• [Problems to solve]
**A)** In the passage on the crypto sell-off, copy the text from "This situation could" up to and including "crucial market catalyst.", substituting "growth targets" for "growth goals".
**B)** According to the passage on the crypto sell-off, what was Bitcoin's peak price in January?

On Friday, XRP and Dogecoin (DOGE) plunged over 10%, leading the losses among major cryptocurrencies as the confirmation of fresh U.S. tariffs on Chinese imports sent ripples through Asian markets. This drop added to an already tumultuous week for cryptocurrencies, raising concerns among investors.
In a striking turn of events, Bitcoin (BTC) dropped by 7%, falling to nearly $79,000 for the first time since November. This decline represents a staggering 30% decrease from its peak of over $108,000 in January. Other cryptocurrencies such as Ether (ETH), Cardano’s ADA, and BNB Chain’s BNB also experienced significant losses, each declining by at least 9% during this turbulent period.
The overall market capitalization of cryptocurrencies fell by 8%, dropping to $2.7 trillion. This decline effectively reversed all gains made since U.S. President Donald Trump was elected in early November. The wide-ranging CoinDesk 20 (CD20) index also suffered, dropping nearly 9% in response to the market's negative sentiment.
Despite a robust earnings report from Nvidia on Wednesday, the overall market sentiment remained gloomy. The combination of renewed tariff concerns, a slowing global economy, and overstretched market positioning has significantly affected investor confidence. Traders noted that Bitcoin's high correlation with the S&P 500 index has led to its vulnerability amid these economic uncertainties.
Augustine Fan, head of insights at SignalPlus, shared his thoughts on the current market conditions with CoinDesk via Telegram. He stated, “On a year-to-date basis, ex-BTC tokens and trading sentiment have struggled mightily, with liquidity being depleted from the numerous memecoin runs. BTC has also buckled under the weight of ETF selling, which reached record highs last week.”
The losses in the crypto markets echoed those of Chinese stocks, which faltered after Trump announced a new 10% tariff on Chinese imports. This tariff escalates concerns about a growing trade war between the U.S. and China, the two largest economies in the world. The new tariff compounds an existing 10% tax on Chinese goods that was implemented earlier this month, raising fears of further economic strain on China, which is already grappling with a property crisis and declining prices.
This situation could also hinder a potential stock market rise that has been fueled by advancements in China's AI sector, including innovations from the ChatGPT rival DeepSeek. Looking ahead, China's upcoming National People’s Congress, set to commence next week, is expected to address economic plans and growth goals. Any decisions made regarding increased spending or stimulative measures to bolster the economy could significantly impact Bitcoin and crypto prices, serving as a crucial market catalyst.
Despite the potential for market catalysts, the mood among many Bitcoin traders remains bearish. Fan remarked, “Bullish option speculators are throwing in the towel as volatility decreases alongside a lower spot price, with calls being dumped in favor of puts.” Additionally, concerns surrounding MicroStrategy (MSTR), which fell 10%, are contributing an extra layer of risk to BTC, as their convertible funded buying puts bearish sentiment at an extreme level according to many technical indicators.

• [Extracted data]
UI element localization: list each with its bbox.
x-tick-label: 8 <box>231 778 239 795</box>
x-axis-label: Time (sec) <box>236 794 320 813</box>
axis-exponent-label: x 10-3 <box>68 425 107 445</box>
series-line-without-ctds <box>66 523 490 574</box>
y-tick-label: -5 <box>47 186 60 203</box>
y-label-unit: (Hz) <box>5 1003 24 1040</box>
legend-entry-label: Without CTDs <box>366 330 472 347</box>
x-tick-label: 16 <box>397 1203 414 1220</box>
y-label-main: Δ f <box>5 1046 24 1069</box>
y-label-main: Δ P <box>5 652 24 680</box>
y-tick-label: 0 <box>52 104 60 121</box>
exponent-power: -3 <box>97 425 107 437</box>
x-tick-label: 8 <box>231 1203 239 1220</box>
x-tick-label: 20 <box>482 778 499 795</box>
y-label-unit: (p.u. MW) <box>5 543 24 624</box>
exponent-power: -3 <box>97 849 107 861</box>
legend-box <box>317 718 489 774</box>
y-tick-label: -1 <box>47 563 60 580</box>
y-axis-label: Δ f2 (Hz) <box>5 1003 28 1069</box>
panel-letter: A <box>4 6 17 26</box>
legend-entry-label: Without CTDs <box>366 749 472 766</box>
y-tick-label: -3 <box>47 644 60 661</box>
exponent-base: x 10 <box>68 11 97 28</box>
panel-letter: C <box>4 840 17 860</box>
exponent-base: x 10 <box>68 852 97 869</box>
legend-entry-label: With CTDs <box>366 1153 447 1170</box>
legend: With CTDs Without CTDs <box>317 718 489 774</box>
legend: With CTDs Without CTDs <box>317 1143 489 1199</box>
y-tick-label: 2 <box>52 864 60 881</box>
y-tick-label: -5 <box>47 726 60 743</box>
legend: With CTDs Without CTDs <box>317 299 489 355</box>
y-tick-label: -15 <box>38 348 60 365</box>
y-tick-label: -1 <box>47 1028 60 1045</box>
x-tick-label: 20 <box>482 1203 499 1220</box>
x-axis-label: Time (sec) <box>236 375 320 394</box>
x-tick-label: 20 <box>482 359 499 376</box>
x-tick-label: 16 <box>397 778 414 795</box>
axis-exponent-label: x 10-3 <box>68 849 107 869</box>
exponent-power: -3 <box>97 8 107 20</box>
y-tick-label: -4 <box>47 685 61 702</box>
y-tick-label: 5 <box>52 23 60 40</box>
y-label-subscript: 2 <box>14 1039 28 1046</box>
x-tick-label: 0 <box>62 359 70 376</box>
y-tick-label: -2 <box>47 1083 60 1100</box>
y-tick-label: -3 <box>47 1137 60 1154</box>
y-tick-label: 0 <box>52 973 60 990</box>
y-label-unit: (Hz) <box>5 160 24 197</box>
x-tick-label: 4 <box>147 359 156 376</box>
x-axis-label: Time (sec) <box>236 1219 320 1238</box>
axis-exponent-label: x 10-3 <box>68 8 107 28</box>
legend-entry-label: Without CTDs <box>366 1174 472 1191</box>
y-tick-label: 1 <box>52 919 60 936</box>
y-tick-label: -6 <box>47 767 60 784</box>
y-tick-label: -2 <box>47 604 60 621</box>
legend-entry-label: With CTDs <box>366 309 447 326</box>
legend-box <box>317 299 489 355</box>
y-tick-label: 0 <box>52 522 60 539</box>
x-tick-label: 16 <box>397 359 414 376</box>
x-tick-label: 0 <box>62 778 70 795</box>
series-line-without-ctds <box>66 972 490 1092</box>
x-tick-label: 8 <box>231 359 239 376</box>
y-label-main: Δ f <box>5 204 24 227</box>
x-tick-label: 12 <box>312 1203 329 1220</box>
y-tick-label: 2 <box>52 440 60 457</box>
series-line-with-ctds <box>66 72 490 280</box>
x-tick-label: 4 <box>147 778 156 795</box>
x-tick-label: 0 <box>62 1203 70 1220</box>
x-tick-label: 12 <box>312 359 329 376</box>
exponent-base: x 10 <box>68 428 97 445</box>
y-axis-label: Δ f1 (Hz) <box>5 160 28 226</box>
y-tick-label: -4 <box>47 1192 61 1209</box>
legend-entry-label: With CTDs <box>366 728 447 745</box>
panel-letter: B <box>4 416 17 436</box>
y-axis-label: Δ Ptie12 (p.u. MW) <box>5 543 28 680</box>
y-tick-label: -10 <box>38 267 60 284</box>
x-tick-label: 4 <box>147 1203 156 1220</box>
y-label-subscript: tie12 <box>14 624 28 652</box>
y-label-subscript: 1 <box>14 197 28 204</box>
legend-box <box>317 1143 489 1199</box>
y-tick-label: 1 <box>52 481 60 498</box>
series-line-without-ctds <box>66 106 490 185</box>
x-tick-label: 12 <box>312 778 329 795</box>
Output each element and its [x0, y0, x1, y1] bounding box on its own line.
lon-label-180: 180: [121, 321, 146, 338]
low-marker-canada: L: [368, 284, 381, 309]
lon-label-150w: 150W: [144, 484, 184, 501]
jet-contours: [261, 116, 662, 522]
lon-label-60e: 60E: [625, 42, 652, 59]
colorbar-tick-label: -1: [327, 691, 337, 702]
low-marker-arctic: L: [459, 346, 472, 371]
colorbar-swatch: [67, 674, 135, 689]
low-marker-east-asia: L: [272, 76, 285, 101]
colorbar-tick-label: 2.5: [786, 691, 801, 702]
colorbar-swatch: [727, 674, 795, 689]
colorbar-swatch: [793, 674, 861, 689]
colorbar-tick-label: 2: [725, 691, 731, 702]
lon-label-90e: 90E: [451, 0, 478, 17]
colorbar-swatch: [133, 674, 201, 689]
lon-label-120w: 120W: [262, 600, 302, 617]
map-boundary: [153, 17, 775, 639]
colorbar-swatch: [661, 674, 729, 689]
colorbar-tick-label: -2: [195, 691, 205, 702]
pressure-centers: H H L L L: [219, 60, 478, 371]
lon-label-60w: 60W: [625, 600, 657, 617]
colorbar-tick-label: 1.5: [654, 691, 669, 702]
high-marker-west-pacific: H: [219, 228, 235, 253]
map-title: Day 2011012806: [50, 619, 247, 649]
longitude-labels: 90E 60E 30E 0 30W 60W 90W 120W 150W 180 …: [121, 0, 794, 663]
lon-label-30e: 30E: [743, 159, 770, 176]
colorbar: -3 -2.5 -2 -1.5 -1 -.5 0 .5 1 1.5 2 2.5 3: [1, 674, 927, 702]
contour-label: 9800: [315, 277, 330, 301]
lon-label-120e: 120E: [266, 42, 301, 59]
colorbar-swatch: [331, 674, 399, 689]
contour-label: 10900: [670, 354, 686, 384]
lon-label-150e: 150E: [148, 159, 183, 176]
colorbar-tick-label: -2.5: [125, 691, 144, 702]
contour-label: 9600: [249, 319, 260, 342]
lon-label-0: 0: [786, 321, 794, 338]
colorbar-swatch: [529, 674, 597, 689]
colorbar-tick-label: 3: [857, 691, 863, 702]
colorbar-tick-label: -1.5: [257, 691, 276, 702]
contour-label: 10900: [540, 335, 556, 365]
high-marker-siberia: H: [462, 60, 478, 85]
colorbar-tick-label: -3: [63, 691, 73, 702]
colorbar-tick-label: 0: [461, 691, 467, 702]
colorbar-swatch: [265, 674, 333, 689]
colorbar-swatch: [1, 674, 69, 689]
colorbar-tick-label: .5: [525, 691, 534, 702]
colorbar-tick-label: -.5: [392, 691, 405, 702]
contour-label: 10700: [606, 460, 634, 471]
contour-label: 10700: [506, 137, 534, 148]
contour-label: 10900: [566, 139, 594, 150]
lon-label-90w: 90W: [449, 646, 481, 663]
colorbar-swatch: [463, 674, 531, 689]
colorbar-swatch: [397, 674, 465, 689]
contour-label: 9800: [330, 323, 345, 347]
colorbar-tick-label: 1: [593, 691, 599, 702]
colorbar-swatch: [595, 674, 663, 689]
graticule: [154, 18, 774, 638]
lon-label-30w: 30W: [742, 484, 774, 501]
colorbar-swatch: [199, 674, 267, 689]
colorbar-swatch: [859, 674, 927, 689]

• [Results by task]
**A)**
This situation could also hinder a potential stock market rise that has been fueled by advancements in China's AI sector, including innovations from the ChatGPT rival DeepSeek. Looking ahead, China's upcoming National People’s Congress, set to commence next week, is expected to address economic plans and growth targets. Any decisions made regarding increased spending or stimulative measures to bolster the economy could significantly impact Bitcoin and crypto prices, serving as a crucial market catalyst.

**B)** Over $108,000.